==== RAW DATA
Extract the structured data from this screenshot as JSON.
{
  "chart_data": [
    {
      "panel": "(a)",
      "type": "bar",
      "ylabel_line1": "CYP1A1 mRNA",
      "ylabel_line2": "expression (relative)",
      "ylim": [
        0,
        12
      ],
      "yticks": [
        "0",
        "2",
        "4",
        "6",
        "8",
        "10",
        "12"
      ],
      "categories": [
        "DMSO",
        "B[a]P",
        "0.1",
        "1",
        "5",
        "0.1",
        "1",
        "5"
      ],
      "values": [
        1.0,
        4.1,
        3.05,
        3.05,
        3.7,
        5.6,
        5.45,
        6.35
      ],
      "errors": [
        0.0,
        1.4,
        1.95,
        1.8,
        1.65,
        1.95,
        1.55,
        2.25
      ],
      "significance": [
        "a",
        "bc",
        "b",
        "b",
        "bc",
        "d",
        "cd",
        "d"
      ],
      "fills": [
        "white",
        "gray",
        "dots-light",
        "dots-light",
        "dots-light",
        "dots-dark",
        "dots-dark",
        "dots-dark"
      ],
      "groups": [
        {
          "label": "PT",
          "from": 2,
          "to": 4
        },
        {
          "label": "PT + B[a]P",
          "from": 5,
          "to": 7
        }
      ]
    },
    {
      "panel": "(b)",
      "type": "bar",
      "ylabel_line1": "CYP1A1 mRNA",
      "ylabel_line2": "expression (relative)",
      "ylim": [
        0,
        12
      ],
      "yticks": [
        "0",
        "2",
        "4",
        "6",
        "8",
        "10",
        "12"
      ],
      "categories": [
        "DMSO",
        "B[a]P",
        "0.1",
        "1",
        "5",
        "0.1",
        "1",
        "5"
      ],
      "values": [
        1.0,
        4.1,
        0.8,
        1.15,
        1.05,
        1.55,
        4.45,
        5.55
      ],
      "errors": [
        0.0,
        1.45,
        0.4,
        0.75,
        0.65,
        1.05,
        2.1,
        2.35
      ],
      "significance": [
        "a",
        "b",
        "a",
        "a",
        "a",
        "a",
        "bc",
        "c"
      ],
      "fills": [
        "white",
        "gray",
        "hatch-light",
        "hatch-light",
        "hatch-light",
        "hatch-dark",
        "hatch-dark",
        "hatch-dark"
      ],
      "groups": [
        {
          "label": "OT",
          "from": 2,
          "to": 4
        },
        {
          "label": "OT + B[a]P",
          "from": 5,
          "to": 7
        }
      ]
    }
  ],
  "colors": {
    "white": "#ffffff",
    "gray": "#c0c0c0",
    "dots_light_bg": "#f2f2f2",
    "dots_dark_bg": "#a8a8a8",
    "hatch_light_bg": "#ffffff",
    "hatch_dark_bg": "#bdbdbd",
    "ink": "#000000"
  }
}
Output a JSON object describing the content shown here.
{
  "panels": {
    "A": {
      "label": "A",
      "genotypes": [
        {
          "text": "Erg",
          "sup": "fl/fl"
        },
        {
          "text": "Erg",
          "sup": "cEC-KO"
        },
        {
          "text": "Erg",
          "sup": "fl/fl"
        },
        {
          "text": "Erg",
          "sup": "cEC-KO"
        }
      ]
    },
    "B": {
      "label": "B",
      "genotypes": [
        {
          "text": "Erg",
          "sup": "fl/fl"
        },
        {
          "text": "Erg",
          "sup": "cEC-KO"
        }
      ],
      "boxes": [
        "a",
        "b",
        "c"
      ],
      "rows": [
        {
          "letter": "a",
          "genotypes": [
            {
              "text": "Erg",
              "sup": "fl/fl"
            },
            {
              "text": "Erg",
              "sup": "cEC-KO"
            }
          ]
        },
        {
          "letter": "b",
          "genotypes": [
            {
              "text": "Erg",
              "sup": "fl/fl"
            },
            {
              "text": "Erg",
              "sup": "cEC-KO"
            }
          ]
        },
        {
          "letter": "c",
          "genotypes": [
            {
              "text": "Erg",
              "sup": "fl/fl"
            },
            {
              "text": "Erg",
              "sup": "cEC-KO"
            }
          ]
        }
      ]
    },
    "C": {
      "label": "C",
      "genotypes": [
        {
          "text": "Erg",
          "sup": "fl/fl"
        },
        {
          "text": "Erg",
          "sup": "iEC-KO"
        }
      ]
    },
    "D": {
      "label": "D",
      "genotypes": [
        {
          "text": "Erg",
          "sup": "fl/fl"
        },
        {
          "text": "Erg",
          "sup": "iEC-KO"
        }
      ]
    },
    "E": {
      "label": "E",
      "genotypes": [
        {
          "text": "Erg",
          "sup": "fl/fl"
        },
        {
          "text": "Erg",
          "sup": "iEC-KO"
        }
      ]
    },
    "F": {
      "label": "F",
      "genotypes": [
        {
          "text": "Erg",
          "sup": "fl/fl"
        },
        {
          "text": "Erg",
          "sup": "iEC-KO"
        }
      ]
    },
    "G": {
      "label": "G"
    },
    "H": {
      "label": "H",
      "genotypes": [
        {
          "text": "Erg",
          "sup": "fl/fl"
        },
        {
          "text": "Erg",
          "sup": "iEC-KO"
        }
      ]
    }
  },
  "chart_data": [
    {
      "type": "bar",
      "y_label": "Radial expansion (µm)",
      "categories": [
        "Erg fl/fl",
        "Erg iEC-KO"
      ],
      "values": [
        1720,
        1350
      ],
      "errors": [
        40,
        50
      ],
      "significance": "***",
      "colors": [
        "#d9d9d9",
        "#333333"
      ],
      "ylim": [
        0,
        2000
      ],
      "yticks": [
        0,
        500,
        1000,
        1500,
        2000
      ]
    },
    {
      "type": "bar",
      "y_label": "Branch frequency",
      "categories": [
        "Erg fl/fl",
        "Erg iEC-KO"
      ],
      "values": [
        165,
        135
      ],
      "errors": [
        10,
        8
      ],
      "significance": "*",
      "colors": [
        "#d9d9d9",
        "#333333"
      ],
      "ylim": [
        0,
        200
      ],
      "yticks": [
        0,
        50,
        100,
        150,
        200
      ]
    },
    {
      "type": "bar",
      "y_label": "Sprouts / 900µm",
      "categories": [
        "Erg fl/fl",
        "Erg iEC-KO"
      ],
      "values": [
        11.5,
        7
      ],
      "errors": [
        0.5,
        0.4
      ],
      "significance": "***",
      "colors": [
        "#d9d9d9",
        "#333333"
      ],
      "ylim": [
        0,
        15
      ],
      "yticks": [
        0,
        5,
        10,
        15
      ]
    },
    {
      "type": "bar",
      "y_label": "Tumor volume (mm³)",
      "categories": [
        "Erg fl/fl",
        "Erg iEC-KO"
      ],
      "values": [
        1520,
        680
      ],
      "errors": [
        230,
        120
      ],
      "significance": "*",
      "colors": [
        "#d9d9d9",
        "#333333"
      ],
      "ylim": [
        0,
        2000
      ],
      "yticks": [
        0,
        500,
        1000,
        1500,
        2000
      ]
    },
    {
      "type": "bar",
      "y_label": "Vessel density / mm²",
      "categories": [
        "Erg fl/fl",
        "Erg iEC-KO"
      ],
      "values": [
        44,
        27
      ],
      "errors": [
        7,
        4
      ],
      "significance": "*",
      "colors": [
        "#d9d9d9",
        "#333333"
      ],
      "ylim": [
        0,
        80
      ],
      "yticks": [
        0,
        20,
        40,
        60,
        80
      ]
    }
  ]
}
========
_TASK TO COMPLETE_
Extract each line of the material exactly as it stands.

_EXERCISE ANSWER_
Extract the structured data from this screenshot as JSON.
{
  "chart_data": [
    {
      "panel": "(a)",
      "type": "bar",
      "ylabel_line1": "CYP1A1 mRNA",
      "ylabel_line2": "expression (relative)",
      "ylim": [
        0,
        12
      ],
      "yticks": [
        "0",
        "2",
        "4",
        "6",
        "8",
        "10",
        "12"
      ],
      "categories": [
        "DMSO",
        "B[a]P",
        "0.1",
        "1",
        "5",
        "0.1",
        "1",
        "5"
      ],
      "values": [
        1.0,
        4.1,
        3.05,
        3.05,
        3.7,
        5.6,
        5.45,
        6.35
      ],
      "errors": [
        0.0,
        1.4,
        1.95,
        1.8,
        1.65,
        1.95,
        1.55,
        2.25
      ],
      "significance": [
        "a",
        "bc",
        "b",
        "b",
        "bc",
        "d",
        "cd",
        "d"
      ],
      "fills": [
        "white",
        "gray",
        "dots-light",
        "dots-light",
        "dots-light",
        "dots-dark",
        "dots-dark",
        "dots-dark"
      ],
      "groups": [
        {
          "label": "PT",
          "from": 2,
          "to": 4
        },
        {
          "label": "PT + B[a]P",
          "from": 5,
          "to": 7
        }
      ]
    },
    {
      "panel": "(b)",
      "type": "bar",
      "ylabel_line1": "CYP1A1 mRNA",
      "ylabel_line2": "expression (relative)",
      "ylim": [
        0,
        12
      ],
      "yticks": [
        "0",
        "2",
        "4",
        "6",
        "8",
        "10",
        "12"
      ],
      "categories": [
        "DMSO",
        "B[a]P",
        "0.1",
        "1",
        "5",
        "0.1",
        "1",
        "5"
      ],
      "values": [
        1.0,
        4.1,
        0.8,
        1.15,
        1.05,
        1.55,
        4.45,
        5.55
      ],
      "errors": [
        0.0,
        1.45,
        0.4,
        0.75,
        0.65,
        1.05,
        2.1,
        2.35
      ],
      "significance": [
        "a",
        "b",
        "a",
        "a",
        "a",
        "a",
        "bc",
        "c"
      ],
      "fills": [
        "white",
        "gray",
        "hatch-light",
        "hatch-light",
        "hatch-light",
        "hatch-dark",
        "hatch-dark",
        "hatch-dark"
      ],
      "groups": [
        {
          "label": "OT",
          "from": 2,
          "to": 4
        },
        {
          "label": "OT + B[a]P",
          "from": 5,
          "to": 7
        }
      ]
    }
  ],
  "colors": {
    "white": "#ffffff",
    "gray": "#c0c0c0",
    "dots_light_bg": "#f2f2f2",
    "dots_dark_bg": "#a8a8a8",
    "hatch_light_bg": "#ffffff",
    "hatch_dark_bg": "#bdbdbd",
    "ink": "#000000"
  }
}
Output a JSON object describing the content shown here.
{
  "panels": {
    "A": {
      "label": "A",
      "genotypes": [
        {
          "text": "Erg",
          "sup": "fl/fl"
        },
        {
          "text": "Erg",
          "sup": "cEC-KO"
        },
        {
          "text": "Erg",
          "sup": "fl/fl"
        },
        {
          "text": "Erg",
          "sup": "cEC-KO"
        }
      ]
    },
    "B": {
      "label": "B",
      "genotypes": [
        {
          "text": "Erg",
          "sup": "fl/fl"
        },
        {
          "text": "Erg",
          "sup": "cEC-KO"
        }
      ],
      "boxes": [
        "a",
        "b",
        "c"
      ],
      "rows": [
        {
          "letter": "a",
          "genotypes": [
            {
              "text": "Erg",
              "sup": "fl/fl"
            },
            {
              "text": "Erg",
              "sup": "cEC-KO"
            }
          ]
        },
        {
          "letter": "b",
          "genotypes": [
            {
              "text": "Erg",
              "sup": "fl/fl"
            },
            {
              "text": "Erg",
              "sup": "cEC-KO"
            }
          ]
        },
        {
          "letter": "c",
          "genotypes": [
            {
              "text": "Erg",
              "sup": "fl/fl"
            },
            {
              "text": "Erg",
              "sup": "cEC-KO"
            }
          ]
        }
      ]
    },
    "C": {
      "label": "C",
      "genotypes": [
        {
          "text": "Erg",
          "sup": "fl/fl"
        },
        {
          "text": "Erg",
          "sup": "iEC-KO"
        }
      ]
    },
    "D": {
      "label": "D",
      "genotypes": [
        {
          "text": "Erg",
          "sup": "fl/fl"
        },
        {
          "text": "Erg",
          "sup": "iEC-KO"
        }
      ]
    },
    "E": {
      "label": "E",
      "genotypes": [
        {
          "text": "Erg",
          "sup": "fl/fl"
        },
        {
          "text": "Erg",
          "sup": "iEC-KO"
        }
      ]
    },
    "F": {
      "label": "F",
      "genotypes": [
        {
          "text": "Erg",
          "sup": "fl/fl"
        },
        {
          "text": "Erg",
          "sup": "iEC-KO"
        }
      ]
    },
    "G": {
      "label": "G"
    },
    "H": {
      "label": "H",
      "genotypes": [
        {
          "text": "Erg",
          "sup": "fl/fl"
        },
        {
          "text": "Erg",
          "sup": "iEC-KO"
        }
      ]
    }
  },
  "chart_data": [
    {
      "type": "bar",
      "y_label": "Radial expansion (µm)",
      "categories": [
        "Erg fl/fl",
        "Erg iEC-KO"
      ],
      "values": [
        1720,
        1350
      ],
      "errors": [
        40,
        50
      ],
      "significance": "***",
      "colors": [
        "#d9d9d9",
        "#333333"
      ],
      "ylim": [
        0,
        2000
      ],
      "yticks": [
        0,
        500,
        1000,
        1500,
        2000
      ]
    },
    {
      "type": "bar",
      "y_label": "Branch frequency",
      "categories": [
        "Erg fl/fl",
        "Erg iEC-KO"
      ],
      "values": [
        165,
        135
      ],
      "errors": [
        10,
        8
      ],
      "significance": "*",
      "colors": [
        "#d9d9d9",
        "#333333"
      ],
      "ylim": [
        0,
        200
      ],
      "yticks": [
        0,
        50,
        100,
        150,
        200
      ]
    },
    {
      "type": "bar",
      "y_label": "Sprouts / 900µm",
      "categories": [
        "Erg fl/fl",
        "Erg iEC-KO"
      ],
      "values": [
        11.5,
        7
      ],
      "errors": [
        0.5,
        0.4
      ],
      "significance": "***",
      "colors": [
        "#d9d9d9",
        "#333333"
      ],
      "ylim": [
        0,
        15
      ],
      "yticks": [
        0,
        5,
        10,
        15
      ]
    },
    {
      "type": "bar",
      "y_label": "Tumor volume (mm³)",
      "categories": [
        "Erg fl/fl",
        "Erg iEC-KO"
      ],
      "values": [
        1520,
        680
      ],
      "errors": [
        230,
        120
      ],
      "significance": "*",
      "colors": [
        "#d9d9d9",
        "#333333"
      ],
      "ylim": [
        0,
        2000
      ],
      "yticks": [
        0,
        500,
        1000,
        1500,
        2000
      ]
    },
    {
      "type": "bar",
      "y_label": "Vessel density / mm²",
      "categories": [
        "Erg fl/fl",
        "Erg iEC-KO"
      ],
      "values": [
        44,
        27
      ],
      "errors": [
        7,
        4
      ],
      "significance": "*",
      "colors": [
        "#d9d9d9",
        "#333333"
      ],
      "ylim": [
        0,
        80
      ],
      "yticks": [
        0,
        20,
        40,
        60,
        80
      ]
    }
  ]
}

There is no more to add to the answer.